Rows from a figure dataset
--------------------
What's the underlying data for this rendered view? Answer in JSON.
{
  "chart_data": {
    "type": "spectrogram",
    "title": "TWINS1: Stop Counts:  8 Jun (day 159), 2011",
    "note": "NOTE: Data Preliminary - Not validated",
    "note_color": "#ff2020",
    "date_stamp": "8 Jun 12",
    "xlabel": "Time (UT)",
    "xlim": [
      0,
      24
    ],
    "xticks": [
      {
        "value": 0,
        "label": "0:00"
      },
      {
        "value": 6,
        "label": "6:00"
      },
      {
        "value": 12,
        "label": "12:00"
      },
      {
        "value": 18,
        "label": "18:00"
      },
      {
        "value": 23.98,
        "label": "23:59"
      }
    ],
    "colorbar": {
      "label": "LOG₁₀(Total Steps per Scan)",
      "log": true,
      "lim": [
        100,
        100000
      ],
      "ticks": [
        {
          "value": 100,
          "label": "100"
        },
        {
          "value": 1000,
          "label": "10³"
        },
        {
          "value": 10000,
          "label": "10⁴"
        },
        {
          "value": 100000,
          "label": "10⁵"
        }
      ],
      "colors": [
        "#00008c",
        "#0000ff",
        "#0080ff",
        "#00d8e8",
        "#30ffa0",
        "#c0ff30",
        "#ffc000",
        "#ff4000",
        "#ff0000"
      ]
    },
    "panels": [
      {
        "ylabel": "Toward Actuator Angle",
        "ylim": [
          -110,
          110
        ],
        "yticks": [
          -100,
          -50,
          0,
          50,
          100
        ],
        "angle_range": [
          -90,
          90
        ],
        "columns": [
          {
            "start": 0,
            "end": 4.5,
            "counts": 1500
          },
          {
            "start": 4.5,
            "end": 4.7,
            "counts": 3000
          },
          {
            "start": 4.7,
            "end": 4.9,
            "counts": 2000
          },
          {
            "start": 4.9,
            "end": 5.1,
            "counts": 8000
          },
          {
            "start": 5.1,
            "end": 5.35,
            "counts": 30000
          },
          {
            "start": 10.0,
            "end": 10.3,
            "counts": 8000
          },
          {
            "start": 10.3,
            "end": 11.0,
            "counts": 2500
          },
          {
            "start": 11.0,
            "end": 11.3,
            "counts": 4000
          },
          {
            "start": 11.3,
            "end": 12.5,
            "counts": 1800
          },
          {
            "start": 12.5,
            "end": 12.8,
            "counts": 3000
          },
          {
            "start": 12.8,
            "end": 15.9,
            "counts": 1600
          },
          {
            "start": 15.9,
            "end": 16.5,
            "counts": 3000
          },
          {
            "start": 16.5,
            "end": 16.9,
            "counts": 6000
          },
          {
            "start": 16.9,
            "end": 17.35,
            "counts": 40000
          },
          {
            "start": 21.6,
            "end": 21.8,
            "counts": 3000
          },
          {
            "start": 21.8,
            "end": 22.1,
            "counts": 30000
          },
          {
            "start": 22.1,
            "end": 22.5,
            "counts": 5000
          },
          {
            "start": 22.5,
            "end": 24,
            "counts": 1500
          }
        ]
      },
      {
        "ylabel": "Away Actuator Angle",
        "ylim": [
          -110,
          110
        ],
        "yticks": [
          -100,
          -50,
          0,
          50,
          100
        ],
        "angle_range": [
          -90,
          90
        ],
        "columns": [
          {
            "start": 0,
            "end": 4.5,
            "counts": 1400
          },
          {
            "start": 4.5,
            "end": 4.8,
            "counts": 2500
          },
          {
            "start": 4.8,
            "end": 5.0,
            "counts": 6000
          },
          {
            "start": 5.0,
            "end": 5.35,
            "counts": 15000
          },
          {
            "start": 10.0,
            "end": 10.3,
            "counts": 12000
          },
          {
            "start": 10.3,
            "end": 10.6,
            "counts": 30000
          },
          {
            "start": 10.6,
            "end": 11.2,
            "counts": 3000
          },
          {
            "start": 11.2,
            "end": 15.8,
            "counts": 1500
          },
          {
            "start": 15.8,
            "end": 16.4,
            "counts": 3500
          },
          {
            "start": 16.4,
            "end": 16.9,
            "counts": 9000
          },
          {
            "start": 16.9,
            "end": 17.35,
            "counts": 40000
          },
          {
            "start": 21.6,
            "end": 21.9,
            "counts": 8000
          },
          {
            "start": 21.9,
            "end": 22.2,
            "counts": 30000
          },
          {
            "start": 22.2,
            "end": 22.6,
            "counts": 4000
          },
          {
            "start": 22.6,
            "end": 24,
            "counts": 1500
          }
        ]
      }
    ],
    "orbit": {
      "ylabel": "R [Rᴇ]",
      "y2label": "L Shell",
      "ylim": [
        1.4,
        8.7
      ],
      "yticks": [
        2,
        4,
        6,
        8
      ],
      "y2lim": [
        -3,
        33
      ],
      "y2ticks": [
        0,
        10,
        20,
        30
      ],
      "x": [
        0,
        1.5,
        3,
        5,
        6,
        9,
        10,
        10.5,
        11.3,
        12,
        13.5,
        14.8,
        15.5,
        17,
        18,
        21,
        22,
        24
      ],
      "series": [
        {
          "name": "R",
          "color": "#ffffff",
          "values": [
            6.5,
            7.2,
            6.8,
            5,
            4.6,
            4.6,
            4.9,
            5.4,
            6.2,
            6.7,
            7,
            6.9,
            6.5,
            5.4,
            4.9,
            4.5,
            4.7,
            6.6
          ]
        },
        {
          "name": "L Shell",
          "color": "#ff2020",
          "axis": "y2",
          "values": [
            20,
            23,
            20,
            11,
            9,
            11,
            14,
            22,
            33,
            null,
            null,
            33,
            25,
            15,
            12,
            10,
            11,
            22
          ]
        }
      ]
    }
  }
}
--------------------
Copy each entry exactly, with nothing added or dropped.

What's the underlying data for this rendered view? Answer in JSON.
{
  "chart_data": {
    "type": "spectrogram",
    "title": "TWINS1: Stop Counts:  8 Jun (day 159), 2011",
    "note": "NOTE: Data Preliminary - Not validated",
    "note_color": "#ff2020",
    "date_stamp": "8 Jun 12",
    "xlabel": "Time (UT)",
    "xlim": [
      0,
      24
    ],
    "xticks": [
      {
        "value": 0,
        "label": "0:00"
      },
      {
        "value": 6,
        "label": "6:00"
      },
      {
        "value": 12,
        "label": "12:00"
      },
      {
        "value": 18,
        "label": "18:00"
      },
      {
        "value": 23.98,
        "label": "23:59"
      }
    ],
    "colorbar": {
      "label": "LOG₁₀(Total Steps per Scan)",
      "log": true,
      "lim": [
        100,
        100000
      ],
      "ticks": [
        {
          "value": 100,
          "label": "100"
        },
        {
          "value": 1000,
          "label": "10³"
        },
        {
          "value": 10000,
          "label": "10⁴"
        },
        {
          "value": 100000,
          "label": "10⁵"
        }
      ],
      "colors": [
        "#00008c",
        "#0000ff",
        "#0080ff",
        "#00d8e8",
        "#30ffa0",
        "#c0ff30",
        "#ffc000",
        "#ff4000",
        "#ff0000"
      ]
    },
    "panels": [
      {
        "ylabel": "Toward Actuator Angle",
        "ylim": [
          -110,
          110
        ],
        "yticks": [
          -100,
          -50,
          0,
          50,
          100
        ],
        "angle_range": [
          -90,
          90
        ],
        "columns": [
          {
            "start": 0,
            "end": 4.5,
            "counts": 1500
          },
          {
            "start": 4.5,
            "end": 4.7,
            "counts": 3000
          },
          {
            "start": 4.7,
            "end": 4.9,
            "counts": 2000
          },
          {
            "start": 4.9,
            "end": 5.1,
            "counts": 8000
          },
          {
            "start": 5.1,
            "end": 5.35,
            "counts": 30000
          },
          {
            "start": 10.0,
            "end": 10.3,
            "counts": 8000
          },
          {
            "start": 10.3,
            "end": 11.0,
            "counts": 2500
          },
          {
            "start": 11.0,
            "end": 11.3,
            "counts": 4000
          },
          {
            "start": 11.3,
            "end": 12.5,
            "counts": 1800
          },
          {
            "start": 12.5,
            "end": 12.8,
            "counts": 3000
          },
          {
            "start": 12.8,
            "end": 15.9,
            "counts": 1600
          },
          {
            "start": 15.9,
            "end": 16.5,
            "counts": 3000
          },
          {
            "start": 16.5,
            "end": 16.9,
            "counts": 6000
          },
          {
            "start": 16.9,
            "end": 17.35,
            "counts": 40000
          },
          {
            "start": 21.6,
            "end": 21.8,
            "counts": 3000
          },
          {
            "start": 21.8,
            "end": 22.1,
            "counts": 30000
          },
          {
            "start": 22.1,
            "end": 22.5,
            "counts": 5000
          },
          {
            "start": 22.5,
            "end": 24,
            "counts": 1500
          }
        ]
      },
      {
        "ylabel": "Away Actuator Angle",
        "ylim": [
          -110,
          110
        ],
        "yticks": [
          -100,
          -50,
          0,
          50,
          100
        ],
        "angle_range": [
          -90,
          90
        ],
        "columns": [
          {
            "start": 0,
            "end": 4.5,
            "counts": 1400
          },
          {
            "start": 4.5,
            "end": 4.8,
            "counts": 2500
          },
          {
            "start": 4.8,
            "end": 5.0,
            "counts": 6000
          },
          {
            "start": 5.0,
            "end": 5.35,
            "counts": 15000
          },
          {
            "start": 10.0,
            "end": 10.3,
            "counts": 12000
          },
          {
            "start": 10.3,
            "end": 10.6,
            "counts": 30000
          },
          {
            "start": 10.6,
            "end": 11.2,
            "counts": 3000
          },
          {
            "start": 11.2,
            "end": 15.8,
            "counts": 1500
          },
          {
            "start": 15.8,
            "end": 16.4,
            "counts": 3500
          },
          {
            "start": 16.4,
            "end": 16.9,
            "counts": 9000
          },
          {
            "start": 16.9,
            "end": 17.35,
            "counts": 40000
          },
          {
            "start": 21.6,
            "end": 21.9,
            "counts": 8000
          },
          {
            "start": 21.9,
            "end": 22.2,
            "counts": 30000
          },
          {
            "start": 22.2,
            "end": 22.6,
            "counts": 4000
          },
          {
            "start": 22.6,
            "end": 24,
            "counts": 1500
          }
        ]
      }
    ],
    "orbit": {
      "ylabel": "R [Rᴇ]",
      "y2label": "L Shell",
      "ylim": [
        1.4,
        8.7
      ],
      "yticks": [
        2,
        4,
        6,
        8
      ],
      "y2lim": [
        -3,
        33
      ],
      "y2ticks": [
        0,
        10,
        20,
        30
      ],
      "x": [
        0,
        1.5,
        3,
        5,
        6,
        9,
        10,
        10.5,
        11.3,
        12,
        13.5,
        14.8,
        15.5,
        17,
        18,
        21,
        22,
        24
      ],
      "series": [
        {
          "name": "R",
          "color": "#ffffff",
          "values": [
            6.5,
            7.2,
            6.8,
            5,
            4.6,
            4.6,
            4.9,
            5.4,
            6.2,
            6.7,
            7,
            6.9,
            6.5,
            5.4,
            4.9,
            4.5,
            4.7,
            6.6
          ]
        },
        {
          "name": "L Shell",
          "color": "#ff2020",
          "axis": "y2",
          "values": [
            20,
            23,
            20,
            11,
            9,
            11,
            14,
            22,
            33,
            null,
            null,
            33,
            25,
            15,
            12,
            10,
            11,
            22
          ]
        }
      ]
    }
  }
}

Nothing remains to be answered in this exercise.